THE REQUEST =>
Locate every line that holds the string "nostra" and copy it.

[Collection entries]
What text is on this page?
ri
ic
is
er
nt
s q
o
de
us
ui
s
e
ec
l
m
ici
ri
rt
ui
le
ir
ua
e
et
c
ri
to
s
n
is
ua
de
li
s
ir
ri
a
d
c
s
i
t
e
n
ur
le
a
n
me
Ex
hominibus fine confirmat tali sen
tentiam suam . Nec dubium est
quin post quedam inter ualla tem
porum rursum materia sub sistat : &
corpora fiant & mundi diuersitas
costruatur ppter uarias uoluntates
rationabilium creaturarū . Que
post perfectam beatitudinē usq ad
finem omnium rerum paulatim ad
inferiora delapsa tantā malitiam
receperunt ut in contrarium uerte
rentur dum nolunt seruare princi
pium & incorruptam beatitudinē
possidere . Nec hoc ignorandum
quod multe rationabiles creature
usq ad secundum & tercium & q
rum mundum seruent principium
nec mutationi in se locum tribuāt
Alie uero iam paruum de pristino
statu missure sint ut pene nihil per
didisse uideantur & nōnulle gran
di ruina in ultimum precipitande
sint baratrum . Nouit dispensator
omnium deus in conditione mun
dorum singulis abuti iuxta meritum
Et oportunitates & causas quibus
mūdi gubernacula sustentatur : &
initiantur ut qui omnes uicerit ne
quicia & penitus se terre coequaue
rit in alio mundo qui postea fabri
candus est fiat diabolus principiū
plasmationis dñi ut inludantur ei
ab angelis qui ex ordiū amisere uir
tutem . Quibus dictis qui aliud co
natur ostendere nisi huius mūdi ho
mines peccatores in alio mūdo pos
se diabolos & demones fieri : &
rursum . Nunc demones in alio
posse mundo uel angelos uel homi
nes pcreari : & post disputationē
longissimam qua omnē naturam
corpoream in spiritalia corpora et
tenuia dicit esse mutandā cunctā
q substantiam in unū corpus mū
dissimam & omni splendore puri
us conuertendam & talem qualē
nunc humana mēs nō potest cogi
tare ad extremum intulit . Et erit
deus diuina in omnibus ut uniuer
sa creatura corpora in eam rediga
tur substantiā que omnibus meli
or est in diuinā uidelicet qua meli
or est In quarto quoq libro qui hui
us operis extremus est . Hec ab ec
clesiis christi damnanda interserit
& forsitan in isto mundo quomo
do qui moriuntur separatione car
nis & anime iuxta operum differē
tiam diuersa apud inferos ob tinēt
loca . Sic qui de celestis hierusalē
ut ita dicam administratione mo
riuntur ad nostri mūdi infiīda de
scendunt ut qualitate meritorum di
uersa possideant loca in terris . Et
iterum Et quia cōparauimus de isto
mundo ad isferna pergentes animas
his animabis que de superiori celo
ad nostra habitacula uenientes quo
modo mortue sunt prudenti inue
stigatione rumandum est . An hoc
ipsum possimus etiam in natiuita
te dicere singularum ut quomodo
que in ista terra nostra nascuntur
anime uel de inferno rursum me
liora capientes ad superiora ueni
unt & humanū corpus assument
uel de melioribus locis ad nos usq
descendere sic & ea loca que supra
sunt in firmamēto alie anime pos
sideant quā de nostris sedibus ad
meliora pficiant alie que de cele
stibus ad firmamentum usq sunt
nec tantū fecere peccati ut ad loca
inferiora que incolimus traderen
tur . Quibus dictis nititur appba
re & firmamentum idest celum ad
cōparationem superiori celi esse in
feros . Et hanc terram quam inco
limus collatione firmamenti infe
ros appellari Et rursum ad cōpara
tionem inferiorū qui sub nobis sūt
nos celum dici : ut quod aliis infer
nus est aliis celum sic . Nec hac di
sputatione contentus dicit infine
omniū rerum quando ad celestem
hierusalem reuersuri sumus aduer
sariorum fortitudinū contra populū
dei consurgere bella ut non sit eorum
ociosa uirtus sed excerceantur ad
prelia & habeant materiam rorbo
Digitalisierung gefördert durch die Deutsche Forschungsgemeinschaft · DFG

CORRECT RESPONSE =>
ad nostra habitacula uenientes quo
que in ista terra nostra nascuntur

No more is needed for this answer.